_WHAT YOU WILL DO_. Output an exact reproduction of the data.

_DATA TO USE_.
——
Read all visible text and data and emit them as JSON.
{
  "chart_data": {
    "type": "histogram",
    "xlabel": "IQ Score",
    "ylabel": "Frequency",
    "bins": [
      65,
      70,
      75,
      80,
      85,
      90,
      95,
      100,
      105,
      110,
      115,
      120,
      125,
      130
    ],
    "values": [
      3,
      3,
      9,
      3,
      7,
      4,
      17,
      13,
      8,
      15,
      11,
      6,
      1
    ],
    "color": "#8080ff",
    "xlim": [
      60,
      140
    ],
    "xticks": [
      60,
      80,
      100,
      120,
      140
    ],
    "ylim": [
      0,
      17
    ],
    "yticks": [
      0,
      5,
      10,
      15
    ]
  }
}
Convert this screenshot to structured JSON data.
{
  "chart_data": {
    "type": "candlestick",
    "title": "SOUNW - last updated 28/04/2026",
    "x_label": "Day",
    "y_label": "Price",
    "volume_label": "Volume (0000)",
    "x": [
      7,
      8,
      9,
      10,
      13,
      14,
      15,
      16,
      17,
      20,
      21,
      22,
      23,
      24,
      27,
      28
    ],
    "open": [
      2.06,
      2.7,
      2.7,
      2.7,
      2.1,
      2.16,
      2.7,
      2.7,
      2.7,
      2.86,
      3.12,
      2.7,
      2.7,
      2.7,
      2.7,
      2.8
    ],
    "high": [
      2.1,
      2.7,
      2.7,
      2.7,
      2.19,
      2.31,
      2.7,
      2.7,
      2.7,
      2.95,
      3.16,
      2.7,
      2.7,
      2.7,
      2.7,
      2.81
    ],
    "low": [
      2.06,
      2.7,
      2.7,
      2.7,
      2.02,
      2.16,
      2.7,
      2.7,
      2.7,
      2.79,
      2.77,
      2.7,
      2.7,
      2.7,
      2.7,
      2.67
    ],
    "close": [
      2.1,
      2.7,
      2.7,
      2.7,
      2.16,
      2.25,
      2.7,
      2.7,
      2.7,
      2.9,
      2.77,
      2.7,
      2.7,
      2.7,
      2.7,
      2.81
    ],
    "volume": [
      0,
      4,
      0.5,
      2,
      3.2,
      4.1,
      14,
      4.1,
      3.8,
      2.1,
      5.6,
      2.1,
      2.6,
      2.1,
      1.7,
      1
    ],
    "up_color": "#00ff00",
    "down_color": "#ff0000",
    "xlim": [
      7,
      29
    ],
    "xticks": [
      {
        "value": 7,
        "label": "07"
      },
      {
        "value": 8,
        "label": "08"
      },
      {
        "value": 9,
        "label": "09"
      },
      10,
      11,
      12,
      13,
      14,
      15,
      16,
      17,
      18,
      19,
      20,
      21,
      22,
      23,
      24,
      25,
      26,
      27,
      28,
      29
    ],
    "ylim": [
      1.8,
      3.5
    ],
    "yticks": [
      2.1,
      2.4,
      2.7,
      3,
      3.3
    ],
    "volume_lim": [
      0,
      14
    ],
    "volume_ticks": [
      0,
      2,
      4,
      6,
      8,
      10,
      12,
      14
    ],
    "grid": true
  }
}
——
_RESPONSE TO THIS EXERCISE_.
Read all visible text and data and emit them as JSON.
{
  "chart_data": {
    "type": "histogram",
    "xlabel": "IQ Score",
    "ylabel": "Frequency",
    "bins": [
      65,
      70,
      75,
      80,
      85,
      90,
      95,
      100,
      105,
      110,
      115,
      120,
      125,
      130
    ],
    "values": [
      3,
      3,
      9,
      3,
      7,
      4,
      17,
      13,
      8,
      15,
      11,
      6,
      1
    ],
    "color": "#8080ff",
    "xlim": [
      60,
      140
    ],
    "xticks": [
      60,
      80,
      100,
      120,
      140
    ],
    "ylim": [
      0,
      17
    ],
    "yticks": [
      0,
      5,
      10,
      15
    ]
  }
}
Convert this screenshot to structured JSON data.
{
  "chart_data": {
    "type": "candlestick",
    "title": "SOUNW - last updated 28/04/2026",
    "x_label": "Day",
    "y_label": "Price",
    "volume_label": "Volume (0000)",
    "x": [
      7,
      8,
      9,
      10,
      13,
      14,
      15,
      16,
      17,
      20,
      21,
      22,
      23,
      24,
      27,
      28
    ],
    "open": [
      2.06,
      2.7,
      2.7,
      2.7,
      2.1,
      2.16,
      2.7,
      2.7,
      2.7,
      2.86,
      3.12,
      2.7,
      2.7,
      2.7,
      2.7,
      2.8
    ],
    "high": [
      2.1,
      2.7,
      2.7,
      2.7,
      2.19,
      2.31,
      2.7,
      2.7,
      2.7,
      2.95,
      3.16,
      2.7,
      2.7,
      2.7,
      2.7,
      2.81
    ],
    "low": [
      2.06,
      2.7,
      2.7,
      2.7,
      2.02,
      2.16,
      2.7,
      2.7,
      2.7,
      2.79,
      2.77,
      2.7,
      2.7,
      2.7,
      2.7,
      2.67
    ],
    "close": [
      2.1,
      2.7,
      2.7,
      2.7,
      2.16,
      2.25,
      2.7,
      2.7,
      2.7,
      2.9,
      2.77,
      2.7,
      2.7,
      2.7,
      2.7,
      2.81
    ],
    "volume": [
      0,
      4,
      0.5,
      2,
      3.2,
      4.1,
      14,
      4.1,
      3.8,
      2.1,
      5.6,
      2.1,
      2.6,
      2.1,
      1.7,
      1
    ],
    "up_color": "#00ff00",
    "down_color": "#ff0000",
    "xlim": [
      7,
      29
    ],
    "xticks": [
      {
        "value": 7,
        "label": "07"
      },
      {
        "value": 8,
        "label": "08"
      },
      {
        "value": 9,
        "label": "09"
      },
      10,
      11,
      12,
      13,
      14,
      15,
      16,
      17,
      18,
      19,
      20,
      21,
      22,
      23,
      24,
      25,
      26,
      27,
      28,
      29
    ],
    "ylim": [
      1.8,
      3.5
    ],
    "yticks": [
      2.1,
      2.4,
      2.7,
      3,
      3.3
    ],
    "volume_lim": [
      0,
      14
    ],
    "volume_ticks": [
      0,
      2,
      4,
      6,
      8,
      10,
      12,
      14
    ],
    "grid": true
  }
}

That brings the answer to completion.